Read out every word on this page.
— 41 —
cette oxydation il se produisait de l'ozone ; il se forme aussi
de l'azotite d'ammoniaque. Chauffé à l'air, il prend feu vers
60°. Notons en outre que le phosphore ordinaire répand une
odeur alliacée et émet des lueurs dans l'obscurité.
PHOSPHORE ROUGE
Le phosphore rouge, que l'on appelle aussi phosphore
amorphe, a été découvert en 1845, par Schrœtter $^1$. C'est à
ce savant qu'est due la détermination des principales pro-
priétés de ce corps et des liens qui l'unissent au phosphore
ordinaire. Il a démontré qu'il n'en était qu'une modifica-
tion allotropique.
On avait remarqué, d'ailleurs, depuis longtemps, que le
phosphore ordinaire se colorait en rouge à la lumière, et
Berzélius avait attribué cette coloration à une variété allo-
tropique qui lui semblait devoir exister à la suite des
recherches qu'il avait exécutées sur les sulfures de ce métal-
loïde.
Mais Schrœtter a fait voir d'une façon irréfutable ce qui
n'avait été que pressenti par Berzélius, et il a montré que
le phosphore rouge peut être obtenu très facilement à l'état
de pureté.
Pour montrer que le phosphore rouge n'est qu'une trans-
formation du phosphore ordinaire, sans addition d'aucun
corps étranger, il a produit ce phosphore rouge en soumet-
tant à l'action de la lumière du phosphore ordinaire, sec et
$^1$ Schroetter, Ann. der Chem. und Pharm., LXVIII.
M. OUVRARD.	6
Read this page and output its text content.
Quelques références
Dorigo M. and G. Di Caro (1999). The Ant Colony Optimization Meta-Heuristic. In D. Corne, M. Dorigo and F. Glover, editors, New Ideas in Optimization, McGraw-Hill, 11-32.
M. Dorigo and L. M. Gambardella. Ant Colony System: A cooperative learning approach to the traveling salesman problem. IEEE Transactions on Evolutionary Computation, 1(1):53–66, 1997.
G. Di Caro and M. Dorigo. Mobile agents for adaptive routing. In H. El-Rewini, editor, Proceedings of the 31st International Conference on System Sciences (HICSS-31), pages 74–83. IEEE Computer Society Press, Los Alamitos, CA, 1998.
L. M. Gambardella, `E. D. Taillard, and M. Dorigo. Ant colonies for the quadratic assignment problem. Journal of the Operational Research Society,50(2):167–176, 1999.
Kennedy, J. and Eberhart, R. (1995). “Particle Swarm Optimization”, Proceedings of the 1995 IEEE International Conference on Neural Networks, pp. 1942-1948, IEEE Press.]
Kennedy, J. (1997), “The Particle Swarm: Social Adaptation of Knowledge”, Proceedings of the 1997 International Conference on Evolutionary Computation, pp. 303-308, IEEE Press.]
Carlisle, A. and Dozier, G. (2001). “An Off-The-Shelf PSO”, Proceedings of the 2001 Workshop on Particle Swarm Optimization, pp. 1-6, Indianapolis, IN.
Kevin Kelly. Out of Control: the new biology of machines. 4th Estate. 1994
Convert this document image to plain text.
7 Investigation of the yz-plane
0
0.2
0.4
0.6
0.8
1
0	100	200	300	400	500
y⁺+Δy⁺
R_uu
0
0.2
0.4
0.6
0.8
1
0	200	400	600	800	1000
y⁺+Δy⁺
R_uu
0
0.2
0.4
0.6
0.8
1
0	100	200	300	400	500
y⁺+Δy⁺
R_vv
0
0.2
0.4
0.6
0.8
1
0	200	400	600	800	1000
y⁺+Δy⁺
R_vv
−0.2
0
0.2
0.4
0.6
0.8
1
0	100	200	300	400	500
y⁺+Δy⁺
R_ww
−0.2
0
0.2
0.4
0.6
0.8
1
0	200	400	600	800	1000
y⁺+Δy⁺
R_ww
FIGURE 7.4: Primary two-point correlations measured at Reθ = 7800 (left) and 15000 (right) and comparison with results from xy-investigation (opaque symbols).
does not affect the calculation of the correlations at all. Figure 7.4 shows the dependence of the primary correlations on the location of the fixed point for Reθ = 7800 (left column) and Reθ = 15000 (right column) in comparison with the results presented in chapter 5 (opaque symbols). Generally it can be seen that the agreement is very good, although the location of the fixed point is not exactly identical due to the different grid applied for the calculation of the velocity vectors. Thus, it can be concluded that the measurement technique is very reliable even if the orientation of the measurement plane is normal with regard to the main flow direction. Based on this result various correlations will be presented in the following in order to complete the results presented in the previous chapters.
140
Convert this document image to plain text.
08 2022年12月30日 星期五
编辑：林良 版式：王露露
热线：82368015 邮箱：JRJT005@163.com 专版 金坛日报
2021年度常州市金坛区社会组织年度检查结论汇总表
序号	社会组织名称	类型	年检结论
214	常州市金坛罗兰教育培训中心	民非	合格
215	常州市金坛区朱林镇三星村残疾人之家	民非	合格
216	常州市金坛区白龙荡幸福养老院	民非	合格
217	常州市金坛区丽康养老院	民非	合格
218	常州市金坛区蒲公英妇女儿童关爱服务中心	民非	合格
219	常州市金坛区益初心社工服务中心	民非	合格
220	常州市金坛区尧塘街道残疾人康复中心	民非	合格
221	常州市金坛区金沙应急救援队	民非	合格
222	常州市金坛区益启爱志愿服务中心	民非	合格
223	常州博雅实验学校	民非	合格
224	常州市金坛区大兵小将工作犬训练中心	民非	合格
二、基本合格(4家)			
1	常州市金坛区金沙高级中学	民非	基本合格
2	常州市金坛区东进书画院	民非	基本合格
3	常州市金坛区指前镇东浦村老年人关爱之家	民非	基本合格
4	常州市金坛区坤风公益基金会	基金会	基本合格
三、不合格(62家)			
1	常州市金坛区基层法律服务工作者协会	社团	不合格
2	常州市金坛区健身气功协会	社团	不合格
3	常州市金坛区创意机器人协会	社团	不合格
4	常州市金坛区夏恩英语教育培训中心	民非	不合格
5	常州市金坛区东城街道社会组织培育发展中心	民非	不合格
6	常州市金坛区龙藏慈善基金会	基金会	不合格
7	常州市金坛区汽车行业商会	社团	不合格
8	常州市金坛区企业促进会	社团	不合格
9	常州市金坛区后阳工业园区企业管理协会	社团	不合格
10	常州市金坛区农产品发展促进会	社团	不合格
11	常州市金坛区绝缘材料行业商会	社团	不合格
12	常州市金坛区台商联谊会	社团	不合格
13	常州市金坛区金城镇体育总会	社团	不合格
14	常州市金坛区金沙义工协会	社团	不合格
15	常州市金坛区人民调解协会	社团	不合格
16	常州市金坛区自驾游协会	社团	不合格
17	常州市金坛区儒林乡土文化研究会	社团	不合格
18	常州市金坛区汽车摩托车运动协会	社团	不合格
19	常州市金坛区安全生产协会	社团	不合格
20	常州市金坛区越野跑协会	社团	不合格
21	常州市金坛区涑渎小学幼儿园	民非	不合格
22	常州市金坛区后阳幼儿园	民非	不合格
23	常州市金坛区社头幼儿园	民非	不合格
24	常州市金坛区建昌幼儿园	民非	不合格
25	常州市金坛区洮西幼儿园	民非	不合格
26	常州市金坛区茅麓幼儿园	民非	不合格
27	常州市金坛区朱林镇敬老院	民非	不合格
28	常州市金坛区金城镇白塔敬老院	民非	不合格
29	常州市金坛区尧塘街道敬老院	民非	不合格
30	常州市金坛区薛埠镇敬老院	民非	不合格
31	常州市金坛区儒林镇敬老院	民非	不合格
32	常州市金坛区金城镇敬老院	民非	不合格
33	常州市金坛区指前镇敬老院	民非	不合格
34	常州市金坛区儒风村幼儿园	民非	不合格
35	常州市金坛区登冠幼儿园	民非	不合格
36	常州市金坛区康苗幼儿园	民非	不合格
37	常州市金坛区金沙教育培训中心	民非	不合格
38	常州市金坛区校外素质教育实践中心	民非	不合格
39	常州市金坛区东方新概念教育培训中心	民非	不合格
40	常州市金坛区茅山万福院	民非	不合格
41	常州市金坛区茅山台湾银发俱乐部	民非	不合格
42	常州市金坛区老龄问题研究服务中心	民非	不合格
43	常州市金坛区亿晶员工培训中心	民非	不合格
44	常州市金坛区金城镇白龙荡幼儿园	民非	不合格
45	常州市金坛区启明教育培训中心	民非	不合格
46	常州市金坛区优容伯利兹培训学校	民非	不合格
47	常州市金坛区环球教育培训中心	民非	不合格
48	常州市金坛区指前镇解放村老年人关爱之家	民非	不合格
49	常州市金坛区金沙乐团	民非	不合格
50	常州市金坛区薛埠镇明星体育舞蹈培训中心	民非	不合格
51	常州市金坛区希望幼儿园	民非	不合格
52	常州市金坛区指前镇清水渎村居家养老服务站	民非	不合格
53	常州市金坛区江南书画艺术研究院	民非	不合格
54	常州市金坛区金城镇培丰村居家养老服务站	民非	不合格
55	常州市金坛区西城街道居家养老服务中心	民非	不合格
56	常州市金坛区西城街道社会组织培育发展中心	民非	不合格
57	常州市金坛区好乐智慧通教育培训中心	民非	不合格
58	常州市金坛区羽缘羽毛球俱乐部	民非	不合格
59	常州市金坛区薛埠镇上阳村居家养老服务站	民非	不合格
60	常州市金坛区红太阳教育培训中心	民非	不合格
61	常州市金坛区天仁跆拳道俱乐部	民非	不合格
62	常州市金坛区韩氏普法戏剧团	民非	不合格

## Directive
From the listing above, copy every line that holds the string "problem".

## Solution
M. Dorigo and L. M. Gambardella. Ant Colony System: A cooperative learning approach to the traveling salesman problem. IEEE Transactions on Evolutionary Computation, 1(1):53–66, 1997.
L. M. Gambardella, `E. D. Taillard, and M. Dorigo. Ant colonies for the quadratic assignment problem. Journal of the Operational Research Society,50(2):167–176, 1999.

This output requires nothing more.